▸ **Data shown**:

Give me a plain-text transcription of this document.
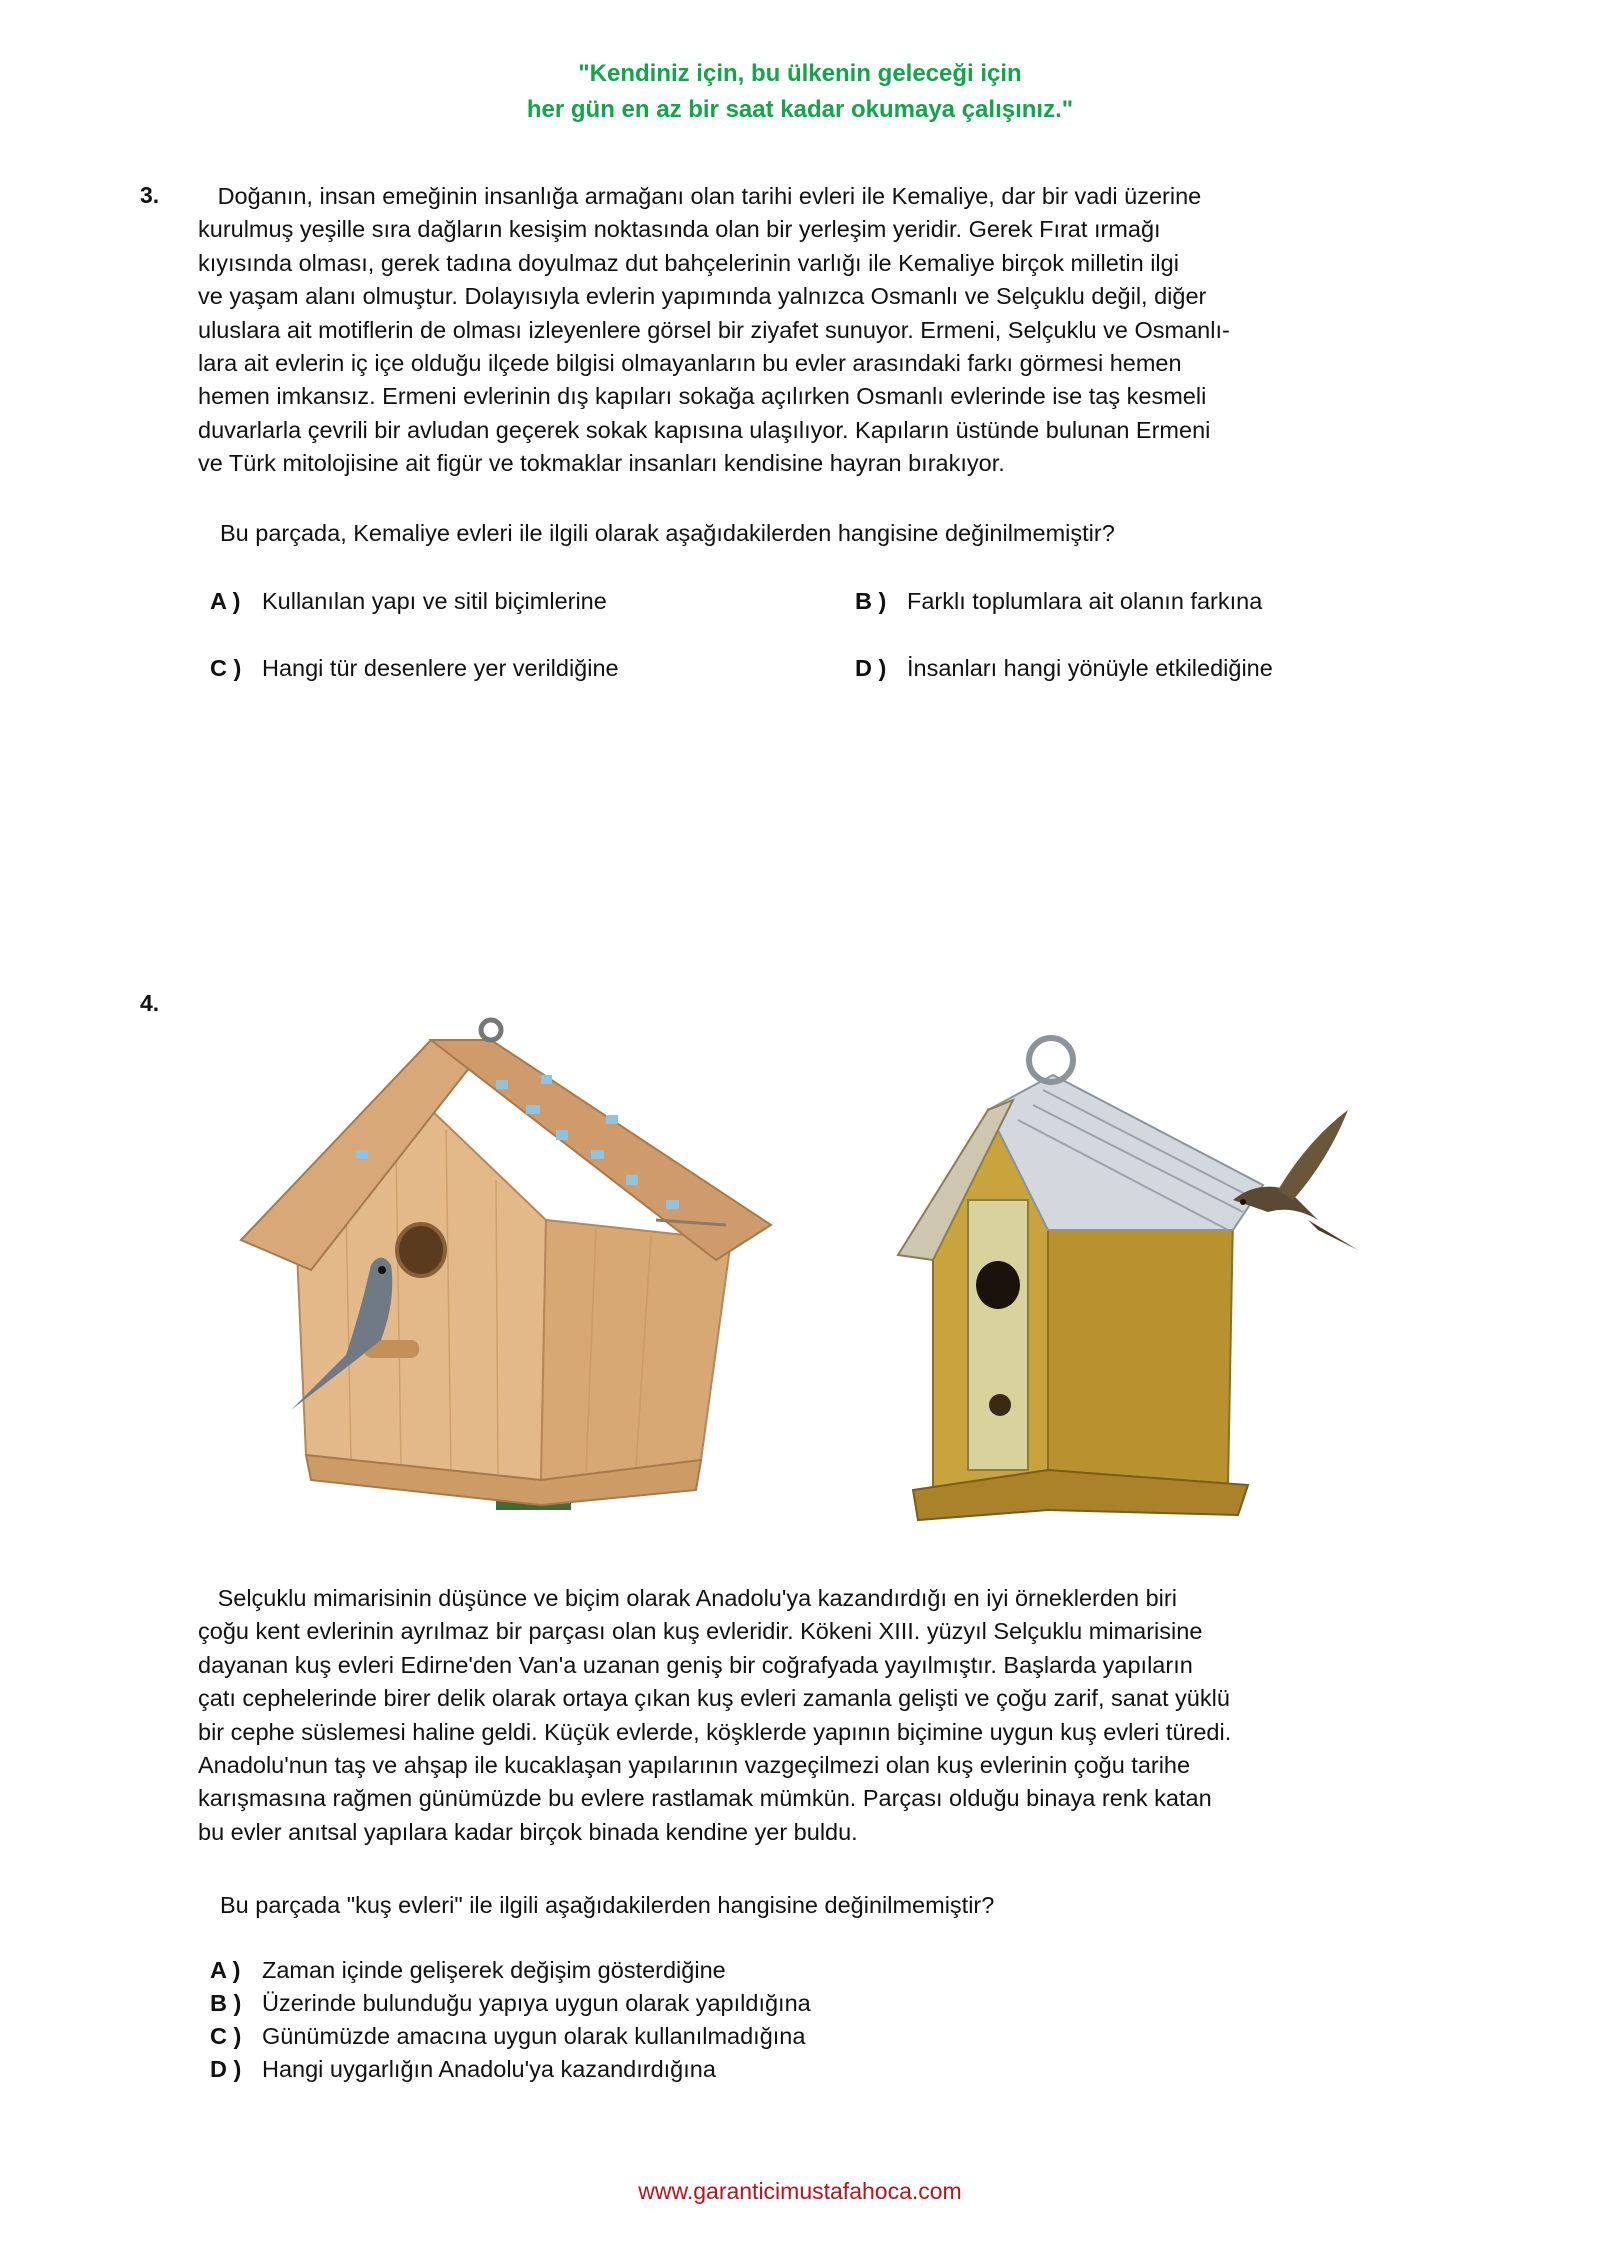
"Kendiniz için, bu ülkenin geleceği için
her gün en az bir saat kadar okumaya çalışınız."
3. Doğanın, insan emeğinin insanlığa armağanı olan tarihi evleri ile Kemaliye, dar bir vadi üzerine
kurulmuş yeşille sıra dağların kesişim noktasında olan bir yerleşim yeridir. Gerek Fırat ırmağı
kıyısında olması, gerek tadına doyulmaz dut bahçelerinin varlığı ile Kemaliye birçok milletin ilgi
ve yaşam alanı olmuştur. Dolayısıyla evlerin yapımında yalnızca Osmanlı ve Selçuklu değil, diğer
uluslara ait motiflerin de olması izleyenlere görsel bir ziyafet sunuyor. Ermeni, Selçuklu ve Osmanlı-
lara ait evlerin iç içe olduğu ilçede bilgisi olmayanların bu evler arasındaki farkı görmesi hemen
hemen imkansız. Ermeni evlerinin dış kapıları sokağa açılırken Osmanlı evlerinde ise taş kesmeli
duvarlarla çevrili bir avludan geçerek sokak kapısına ulaşılıyor. Kapıların üstünde bulunan Ermeni
ve Türk mitolojisine ait figür ve tokmaklar insanları kendisine hayran bırakıyor.
Bu parçada, Kemaliye evleri ile ilgili olarak aşağıdakilerden hangisine değinilmemiştir?
A ) Kullanılan yapı ve sitil biçimlerine	B ) Farklı toplumlara ait olanın farkına
C ) Hangi tür desenlere yer verildiğine	D ) İnsanları hangi yönüyle etkilediğine
4.
Selçuklu mimarisinin düşünce ve biçim olarak Anadolu'ya kazandırdığı en iyi örneklerden biri
çoğu kent evlerinin ayrılmaz bir parçası olan kuş evleridir. Kökeni XIII. yüzyıl Selçuklu mimarisine
dayanan kuş evleri Edirne'den Van'a uzanan geniş bir coğrafyada yayılmıştır. Başlarda yapıların
çatı cephelerinde birer delik olarak ortaya çıkan kuş evleri zamanla gelişti ve çoğu zarif, sanat yüklü
bir cephe süslemesi haline geldi. Küçük evlerde, köşklerde yapının biçimine uygun kuş evleri türedi.
Anadolu'nun taş ve ahşap ile kucaklaşan yapılarının vazgeçilmezi olan kuş evlerinin çoğu tarihe
karışmasına rağmen günümüzde bu evlere rastlamak mümkün. Parçası olduğu binaya renk katan
bu evler anıtsal yapılara kadar birçok binada kendine yer buldu.
Bu parçada "kuş evleri" ile ilgili aşağıdakilerden hangisine değinilmemiştir?
A ) Zaman içinde gelişerek değişim gösterdiğine
B ) Üzerinde bulunduğu yapıya uygun olarak yapıldığına
C ) Günümüzde amacına uygun olarak kullanılmadığına
D ) Hangi uygarlığın Anadolu'ya kazandırdığına
www.garanticimustafahoca.com
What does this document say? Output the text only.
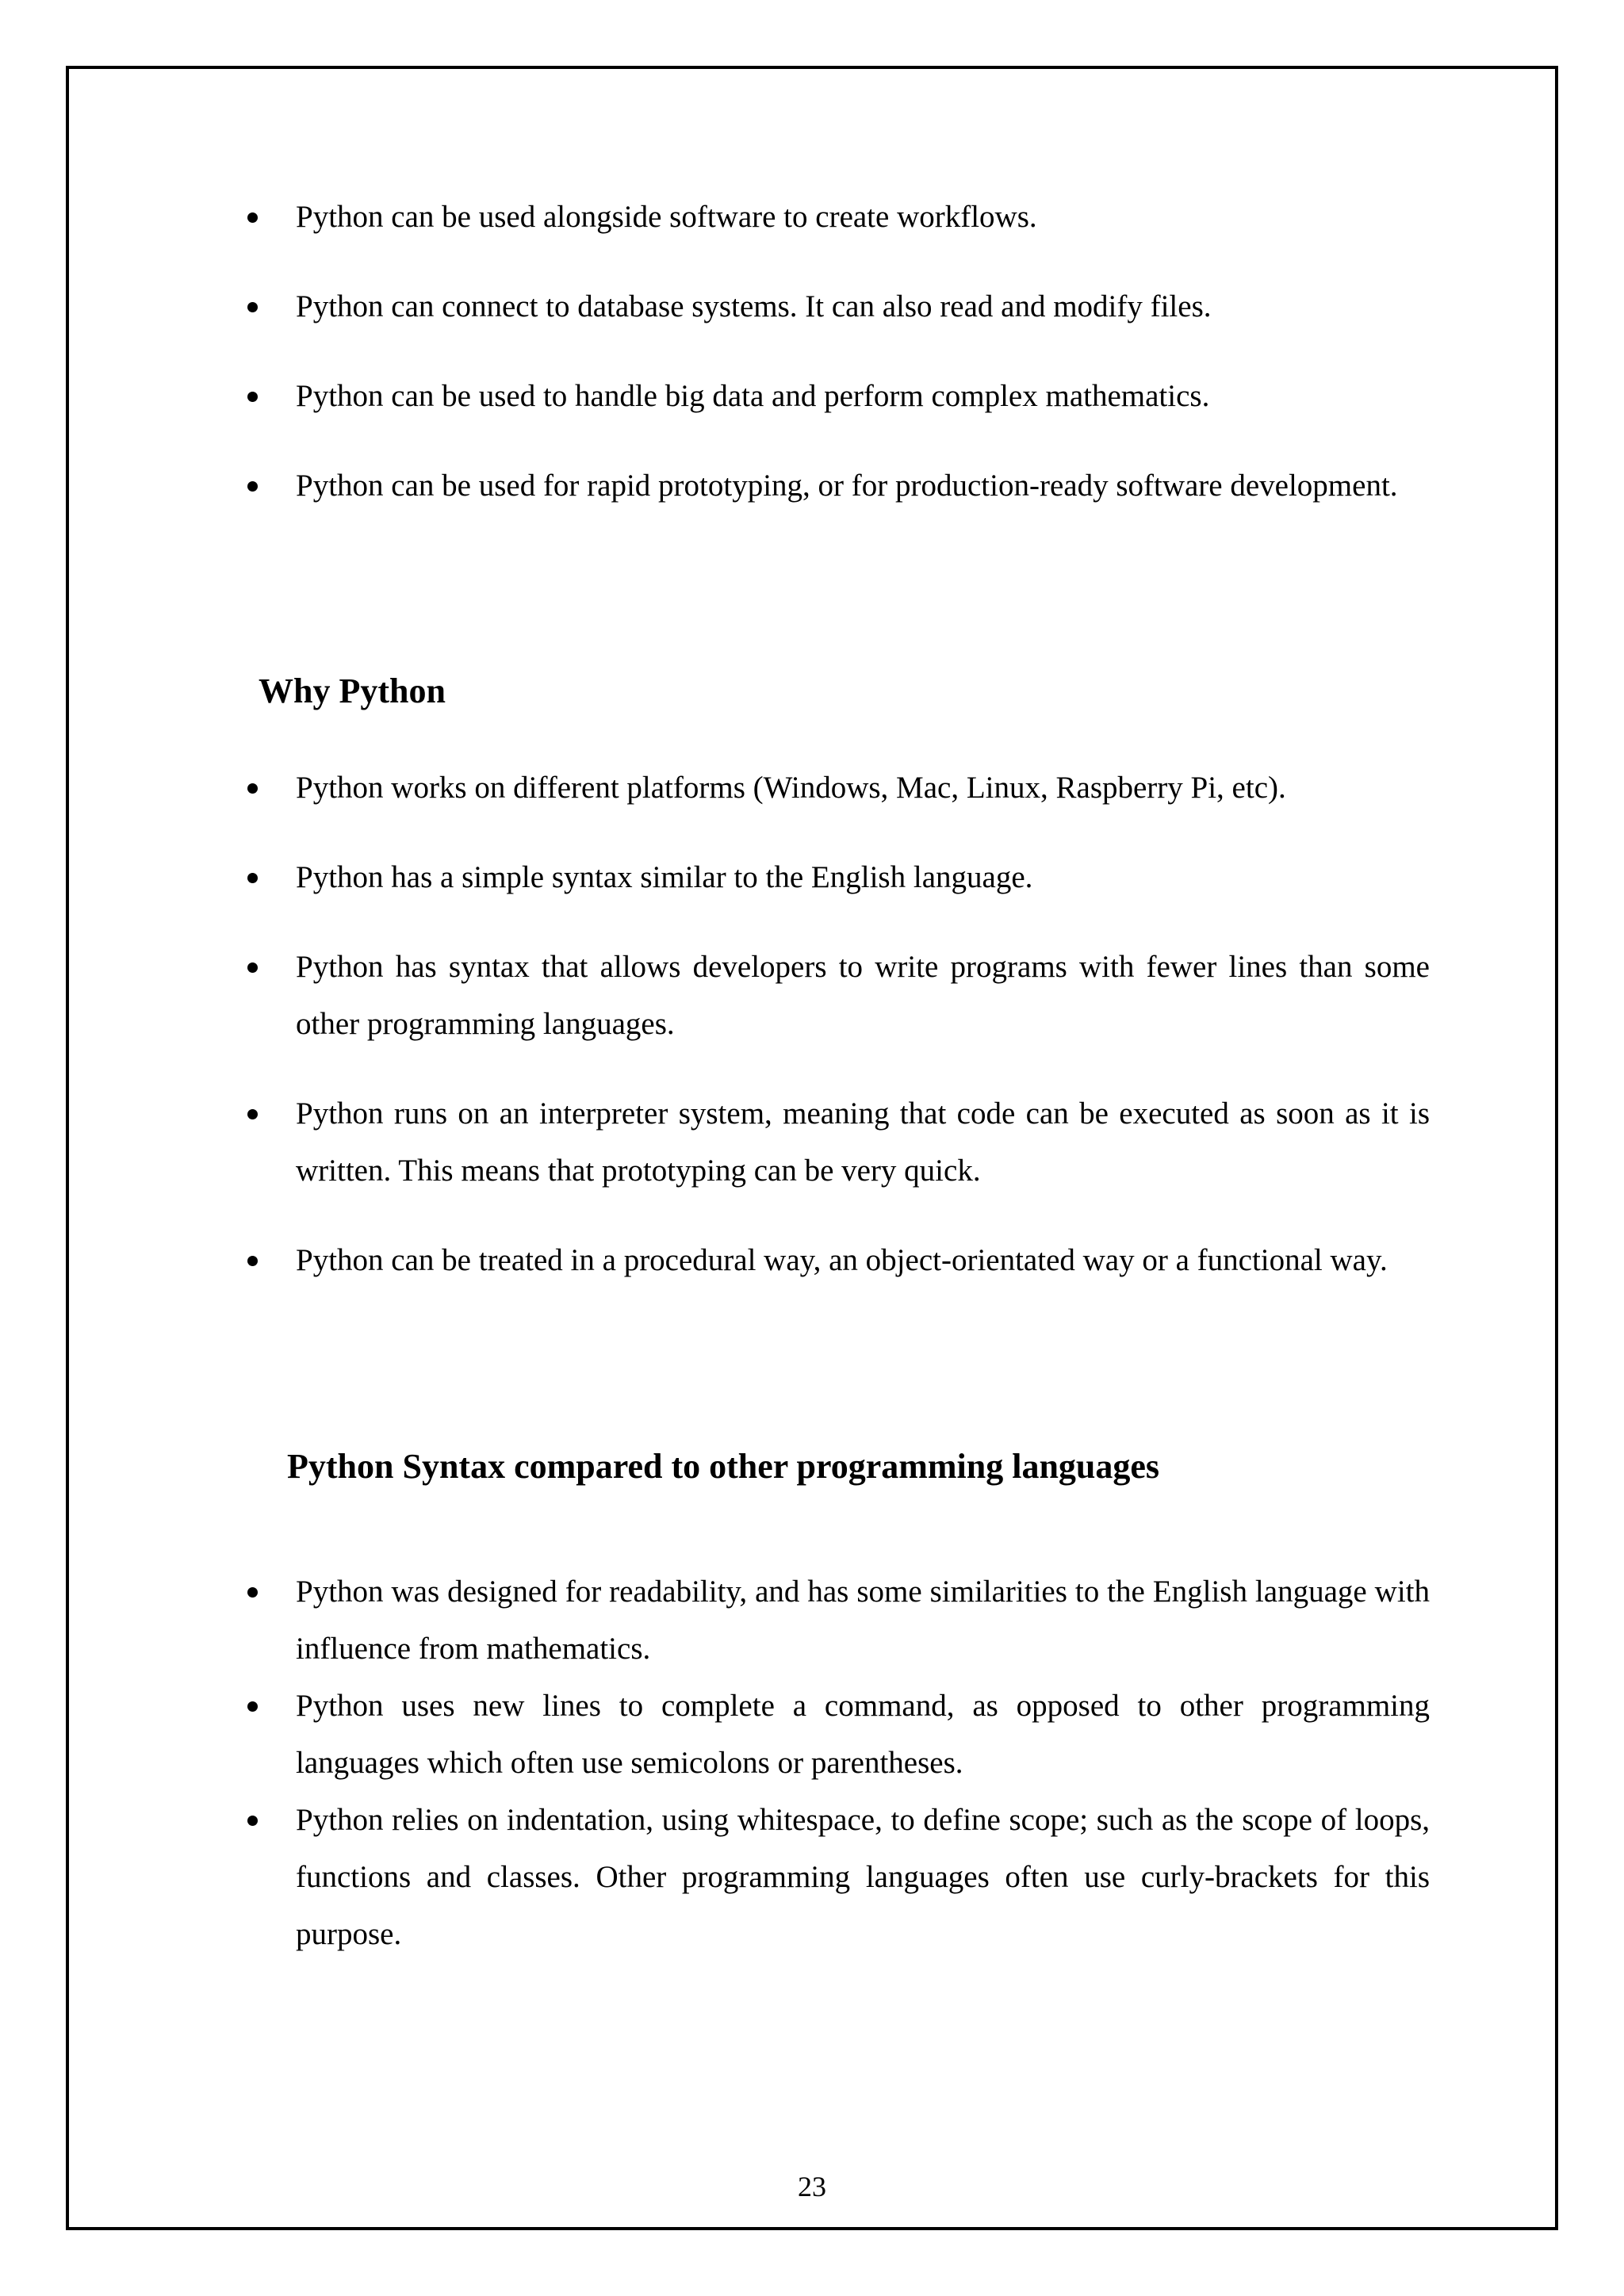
Python can be used alongside software to create workflows.
Python can connect to database systems. It can also read and modify files.
Python can be used to handle big data and perform complex mathematics.
Python can be used for rapid prototyping, or for production-ready software development.
Why Python
Python works on different platforms (Windows, Mac, Linux, Raspberry Pi, etc).
Python has a simple syntax similar to the English language.
Python has syntax that allows developers to write programs with fewer lines than some other programming languages.
Python runs on an interpreter system, meaning that code can be executed as soon as it is written. This means that prototyping can be very quick.
Python can be treated in a procedural way, an object-orientated way or a functional way.
Python Syntax compared to other programming languages
Python was designed for readability, and has some similarities to the English language with influence from mathematics.
Python uses new lines to complete a command, as opposed to other programming languages which often use semicolons or parentheses.
Python relies on indentation, using whitespace, to define scope; such as the scope of loops, functions and classes. Other programming languages often use curly-brackets for this purpose.
23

▸ **Objective**: Could you repeat all of the material exactly? Pictures should not be copied.

▸ **Worked answer**:
Give me a plain-text transcription of this document.
"Kendiniz için, bu ülkenin geleceği için
her gün en az bir saat kadar okumaya çalışınız."
3. Doğanın, insan emeğinin insanlığa armağanı olan tarihi evleri ile Kemaliye, dar bir vadi üzerine
kurulmuş yeşille sıra dağların kesişim noktasında olan bir yerleşim yeridir. Gerek Fırat ırmağı
kıyısında olması, gerek tadına doyulmaz dut bahçelerinin varlığı ile Kemaliye birçok milletin ilgi
ve yaşam alanı olmuştur. Dolayısıyla evlerin yapımında yalnızca Osmanlı ve Selçuklu değil, diğer
uluslara ait motiflerin de olması izleyenlere görsel bir ziyafet sunuyor. Ermeni, Selçuklu ve Osmanlı-
lara ait evlerin iç içe olduğu ilçede bilgisi olmayanların bu evler arasındaki farkı görmesi hemen
hemen imkansız. Ermeni evlerinin dış kapıları sokağa açılırken Osmanlı evlerinde ise taş kesmeli
duvarlarla çevrili bir avludan geçerek sokak kapısına ulaşılıyor. Kapıların üstünde bulunan Ermeni
ve Türk mitolojisine ait figür ve tokmaklar insanları kendisine hayran bırakıyor.
Bu parçada, Kemaliye evleri ile ilgili olarak aşağıdakilerden hangisine değinilmemiştir?
A ) Kullanılan yapı ve sitil biçimlerine	B ) Farklı toplumlara ait olanın farkına
C ) Hangi tür desenlere yer verildiğine	D ) İnsanları hangi yönüyle etkilediğine
4.
Selçuklu mimarisinin düşünce ve biçim olarak Anadolu'ya kazandırdığı en iyi örneklerden biri
çoğu kent evlerinin ayrılmaz bir parçası olan kuş evleridir. Kökeni XIII. yüzyıl Selçuklu mimarisine
dayanan kuş evleri Edirne'den Van'a uzanan geniş bir coğrafyada yayılmıştır. Başlarda yapıların
çatı cephelerinde birer delik olarak ortaya çıkan kuş evleri zamanla gelişti ve çoğu zarif, sanat yüklü
bir cephe süslemesi haline geldi. Küçük evlerde, köşklerde yapının biçimine uygun kuş evleri türedi.
Anadolu'nun taş ve ahşap ile kucaklaşan yapılarının vazgeçilmezi olan kuş evlerinin çoğu tarihe
karışmasına rağmen günümüzde bu evlere rastlamak mümkün. Parçası olduğu binaya renk katan
bu evler anıtsal yapılara kadar birçok binada kendine yer buldu.
Bu parçada "kuş evleri" ile ilgili aşağıdakilerden hangisine değinilmemiştir?
A ) Zaman içinde gelişerek değişim gösterdiğine
B ) Üzerinde bulunduğu yapıya uygun olarak yapıldığına
C ) Günümüzde amacına uygun olarak kullanılmadığına
D ) Hangi uygarlığın Anadolu'ya kazandırdığına
www.garanticimustafahoca.com
What does this document say? Output the text only.
Python can be used alongside software to create workflows.
Python can connect to database systems. It can also read and modify files.
Python can be used to handle big data and perform complex mathematics.
Python can be used for rapid prototyping, or for production-ready software development.
Why Python
Python works on different platforms (Windows, Mac, Linux, Raspberry Pi, etc).
Python has a simple syntax similar to the English language.
Python has syntax that allows developers to write programs with fewer lines than some other programming languages.
Python runs on an interpreter system, meaning that code can be executed as soon as it is written. This means that prototyping can be very quick.
Python can be treated in a procedural way, an object-orientated way or a functional way.
Python Syntax compared to other programming languages
Python was designed for readability, and has some similarities to the English language with influence from mathematics.
Python uses new lines to complete a command, as opposed to other programming languages which often use semicolons or parentheses.
Python relies on indentation, using whitespace, to define scope; such as the scope of loops, functions and classes. Other programming languages often use curly-brackets for this purpose.
23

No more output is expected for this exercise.